REQUIRED TASK —
Show only lines that include "this".

--- DATASET EXTRACT ---

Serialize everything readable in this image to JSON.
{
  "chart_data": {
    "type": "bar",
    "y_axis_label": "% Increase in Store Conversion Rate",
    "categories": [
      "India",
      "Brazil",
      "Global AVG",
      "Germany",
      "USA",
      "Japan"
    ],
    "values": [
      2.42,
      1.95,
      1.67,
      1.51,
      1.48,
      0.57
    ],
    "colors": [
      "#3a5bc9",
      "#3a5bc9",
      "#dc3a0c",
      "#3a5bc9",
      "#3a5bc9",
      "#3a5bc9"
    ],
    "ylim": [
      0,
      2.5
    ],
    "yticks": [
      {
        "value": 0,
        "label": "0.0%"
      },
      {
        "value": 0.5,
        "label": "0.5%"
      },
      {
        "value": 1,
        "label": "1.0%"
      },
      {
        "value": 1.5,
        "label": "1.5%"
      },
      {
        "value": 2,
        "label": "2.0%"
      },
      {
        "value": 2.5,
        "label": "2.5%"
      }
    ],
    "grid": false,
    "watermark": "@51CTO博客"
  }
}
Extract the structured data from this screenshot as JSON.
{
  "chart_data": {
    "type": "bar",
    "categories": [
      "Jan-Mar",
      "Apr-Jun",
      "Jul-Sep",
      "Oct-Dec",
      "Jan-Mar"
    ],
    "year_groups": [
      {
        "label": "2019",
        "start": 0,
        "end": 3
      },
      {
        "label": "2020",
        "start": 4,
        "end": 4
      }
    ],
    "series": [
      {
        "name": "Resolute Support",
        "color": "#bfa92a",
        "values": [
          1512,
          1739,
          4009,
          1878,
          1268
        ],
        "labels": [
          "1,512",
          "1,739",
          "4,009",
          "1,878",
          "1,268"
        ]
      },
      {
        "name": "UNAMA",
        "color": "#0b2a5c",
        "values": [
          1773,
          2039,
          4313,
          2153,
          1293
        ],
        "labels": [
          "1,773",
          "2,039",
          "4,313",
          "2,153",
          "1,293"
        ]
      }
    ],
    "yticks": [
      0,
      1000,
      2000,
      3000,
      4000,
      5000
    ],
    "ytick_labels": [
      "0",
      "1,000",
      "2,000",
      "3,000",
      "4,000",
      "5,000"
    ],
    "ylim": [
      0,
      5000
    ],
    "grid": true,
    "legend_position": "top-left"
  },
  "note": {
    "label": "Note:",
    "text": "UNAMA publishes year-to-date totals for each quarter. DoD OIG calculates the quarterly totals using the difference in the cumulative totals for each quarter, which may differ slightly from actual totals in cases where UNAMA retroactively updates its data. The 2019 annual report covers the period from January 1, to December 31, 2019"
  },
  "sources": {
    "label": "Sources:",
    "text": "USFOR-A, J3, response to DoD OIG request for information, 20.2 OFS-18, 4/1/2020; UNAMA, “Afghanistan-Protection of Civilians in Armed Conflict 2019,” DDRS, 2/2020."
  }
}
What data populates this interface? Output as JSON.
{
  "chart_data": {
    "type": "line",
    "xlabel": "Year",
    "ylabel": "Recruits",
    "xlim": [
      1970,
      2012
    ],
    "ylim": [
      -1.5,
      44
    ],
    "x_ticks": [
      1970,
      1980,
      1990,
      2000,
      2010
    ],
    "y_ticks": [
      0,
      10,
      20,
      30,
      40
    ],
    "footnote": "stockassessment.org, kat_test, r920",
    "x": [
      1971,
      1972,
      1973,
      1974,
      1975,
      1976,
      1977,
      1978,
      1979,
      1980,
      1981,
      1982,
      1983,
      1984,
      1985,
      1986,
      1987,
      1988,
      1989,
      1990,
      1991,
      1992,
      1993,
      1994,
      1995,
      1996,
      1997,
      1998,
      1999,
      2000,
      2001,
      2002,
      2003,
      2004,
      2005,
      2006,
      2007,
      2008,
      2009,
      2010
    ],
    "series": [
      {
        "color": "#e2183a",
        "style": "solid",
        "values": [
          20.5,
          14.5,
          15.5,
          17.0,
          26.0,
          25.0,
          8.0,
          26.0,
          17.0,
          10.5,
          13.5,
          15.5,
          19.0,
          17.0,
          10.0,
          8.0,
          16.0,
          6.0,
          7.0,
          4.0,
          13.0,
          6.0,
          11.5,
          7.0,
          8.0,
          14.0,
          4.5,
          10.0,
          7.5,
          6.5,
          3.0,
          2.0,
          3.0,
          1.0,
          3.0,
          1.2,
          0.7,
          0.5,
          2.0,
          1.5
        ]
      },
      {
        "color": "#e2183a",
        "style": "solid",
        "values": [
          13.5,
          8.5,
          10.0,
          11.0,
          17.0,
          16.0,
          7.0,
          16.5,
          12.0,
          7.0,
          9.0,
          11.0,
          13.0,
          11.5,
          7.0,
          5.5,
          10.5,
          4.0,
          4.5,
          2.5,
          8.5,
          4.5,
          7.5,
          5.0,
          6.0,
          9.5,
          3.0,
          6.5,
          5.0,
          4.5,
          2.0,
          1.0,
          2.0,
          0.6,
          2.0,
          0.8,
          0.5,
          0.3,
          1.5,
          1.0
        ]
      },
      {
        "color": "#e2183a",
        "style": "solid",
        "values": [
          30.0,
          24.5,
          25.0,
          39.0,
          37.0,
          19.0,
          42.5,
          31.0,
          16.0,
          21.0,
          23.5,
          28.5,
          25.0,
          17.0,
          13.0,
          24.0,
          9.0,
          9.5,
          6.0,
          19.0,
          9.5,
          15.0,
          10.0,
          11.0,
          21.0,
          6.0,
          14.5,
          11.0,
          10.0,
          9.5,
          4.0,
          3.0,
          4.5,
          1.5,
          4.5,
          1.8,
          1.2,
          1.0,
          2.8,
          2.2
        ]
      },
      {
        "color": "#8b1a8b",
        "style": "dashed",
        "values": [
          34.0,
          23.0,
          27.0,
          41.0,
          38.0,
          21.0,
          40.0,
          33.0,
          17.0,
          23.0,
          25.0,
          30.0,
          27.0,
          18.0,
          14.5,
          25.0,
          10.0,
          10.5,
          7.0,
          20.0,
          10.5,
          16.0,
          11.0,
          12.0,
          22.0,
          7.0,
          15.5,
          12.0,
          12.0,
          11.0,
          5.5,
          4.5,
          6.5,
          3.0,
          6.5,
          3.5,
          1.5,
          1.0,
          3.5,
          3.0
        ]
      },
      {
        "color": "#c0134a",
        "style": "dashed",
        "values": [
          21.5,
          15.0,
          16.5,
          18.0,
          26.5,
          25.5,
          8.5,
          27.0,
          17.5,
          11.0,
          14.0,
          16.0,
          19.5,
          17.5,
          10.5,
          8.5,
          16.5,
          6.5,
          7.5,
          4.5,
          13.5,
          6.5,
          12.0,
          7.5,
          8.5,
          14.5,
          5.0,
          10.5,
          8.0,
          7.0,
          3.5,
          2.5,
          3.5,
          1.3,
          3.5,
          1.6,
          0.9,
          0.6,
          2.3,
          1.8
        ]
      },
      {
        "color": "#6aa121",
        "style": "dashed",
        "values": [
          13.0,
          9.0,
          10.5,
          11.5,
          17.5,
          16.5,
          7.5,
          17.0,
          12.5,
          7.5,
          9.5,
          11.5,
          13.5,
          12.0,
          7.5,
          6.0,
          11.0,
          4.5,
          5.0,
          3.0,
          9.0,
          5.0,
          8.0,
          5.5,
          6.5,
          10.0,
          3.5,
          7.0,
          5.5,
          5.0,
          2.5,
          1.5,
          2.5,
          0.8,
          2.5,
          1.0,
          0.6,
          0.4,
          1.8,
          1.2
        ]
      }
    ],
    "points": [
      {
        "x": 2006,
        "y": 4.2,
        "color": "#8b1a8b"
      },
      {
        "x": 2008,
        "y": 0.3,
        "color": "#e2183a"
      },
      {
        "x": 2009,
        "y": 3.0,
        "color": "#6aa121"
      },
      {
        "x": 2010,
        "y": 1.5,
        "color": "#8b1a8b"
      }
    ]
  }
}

---

PROBLEM SOLUTION —
Serialize everything readable in this image to JSON.
Extract the structured data from this screenshot as JSON.
What data populates this interface? Output as JSON.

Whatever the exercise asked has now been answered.